### Short problem
Output each line exactly as it appears, skipping any embedded picture.

### Material shown
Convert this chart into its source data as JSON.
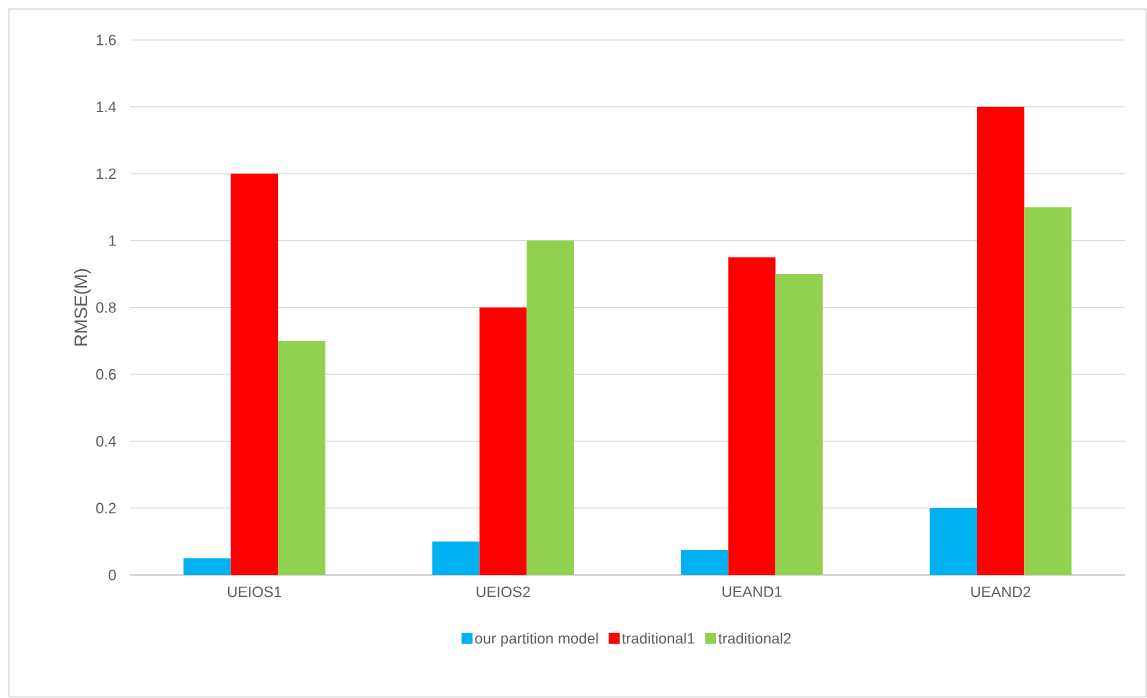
{
  "chart_data": {
    "type": "bar",
    "ylabel": "RMSE(M)",
    "categories": [
      "UEIOS1",
      "UEIOS2",
      "UEAND1",
      "UEAND2"
    ],
    "series": [
      {
        "name": "our partition model",
        "color": "#00b0f0",
        "values": [
          0.05,
          0.1,
          0.075,
          0.2
        ]
      },
      {
        "name": "traditional1",
        "color": "#ff0000",
        "values": [
          1.2,
          0.8,
          0.95,
          1.4
        ]
      },
      {
        "name": "traditional2",
        "color": "#92d050",
        "values": [
          0.7,
          1.0,
          0.9,
          1.1
        ]
      }
    ],
    "ylim": [
      0,
      1.6
    ],
    "yticks": [
      0,
      0.2,
      0.4,
      0.6,
      0.8,
      1,
      1.2,
      1.4,
      1.6
    ],
    "grid": "y",
    "legend": "bottom"
  }
}
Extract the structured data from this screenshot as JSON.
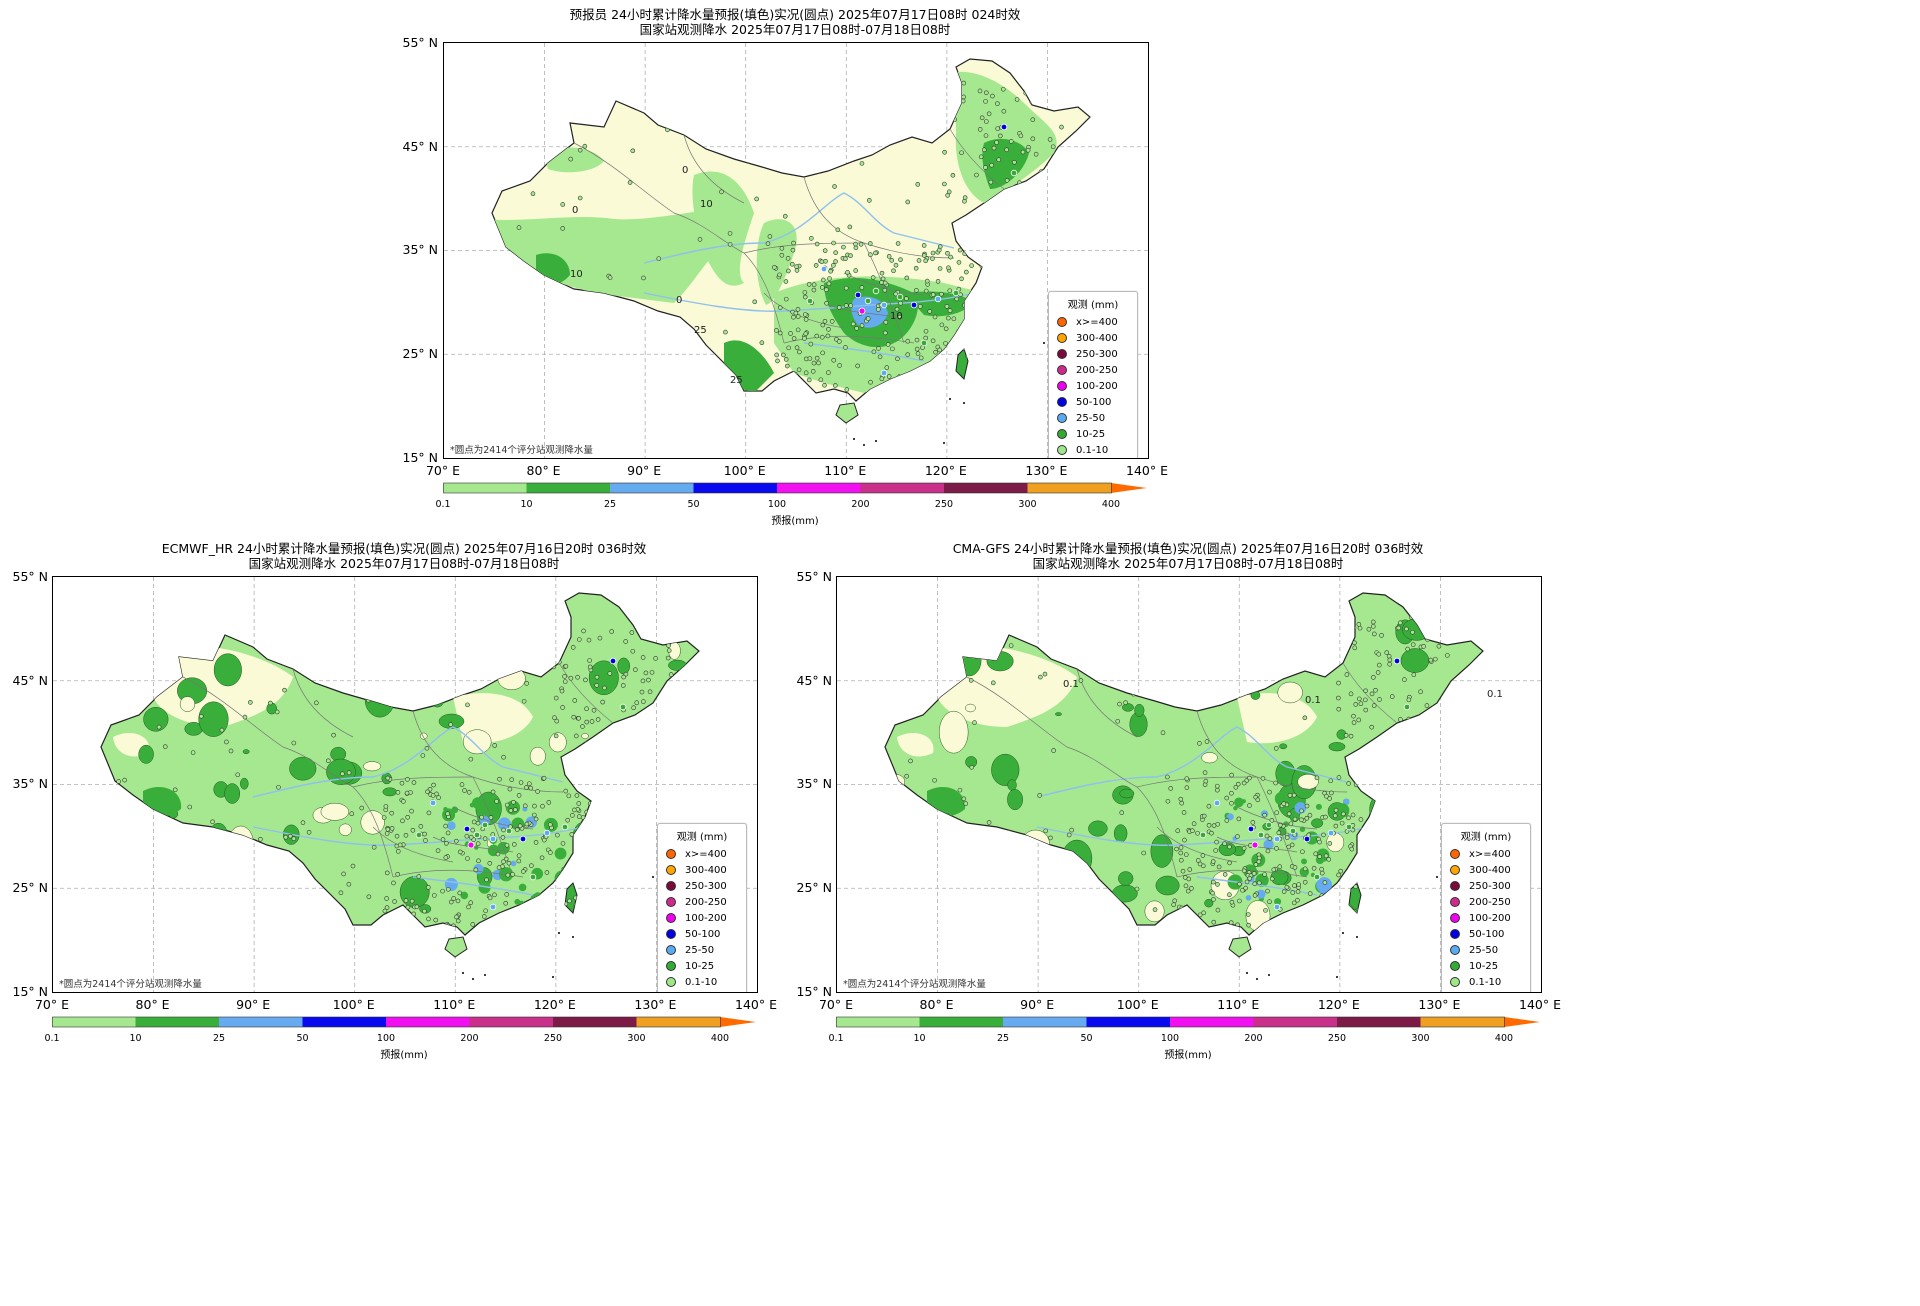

### Task solution
Convert this chart into its source data as JSON.
{
  "chart_data": {
    "type": "bar",
    "ylabel": "RMSE(M)",
    "categories": [
      "UEIOS1",
      "UEIOS2",
      "UEAND1",
      "UEAND2"
    ],
    "series": [
      {
        "name": "our partition model",
        "color": "#00b0f0",
        "values": [
          0.05,
          0.1,
          0.075,
          0.2
        ]
      },
      {
        "name": "traditional1",
        "color": "#ff0000",
        "values": [
          1.2,
          0.8,
          0.95,
          1.4
        ]
      },
      {
        "name": "traditional2",
        "color": "#92d050",
        "values": [
          0.7,
          1.0,
          0.9,
          1.1
        ]
      }
    ],
    "ylim": [
      0,
      1.6
    ],
    "yticks": [
      0,
      0.2,
      0.4,
      0.6,
      0.8,
      1,
      1.2,
      1.4,
      1.6
    ],
    "grid": "y",
    "legend": "bottom"
  }
}
Extract the structured data from this screenshot as JSON.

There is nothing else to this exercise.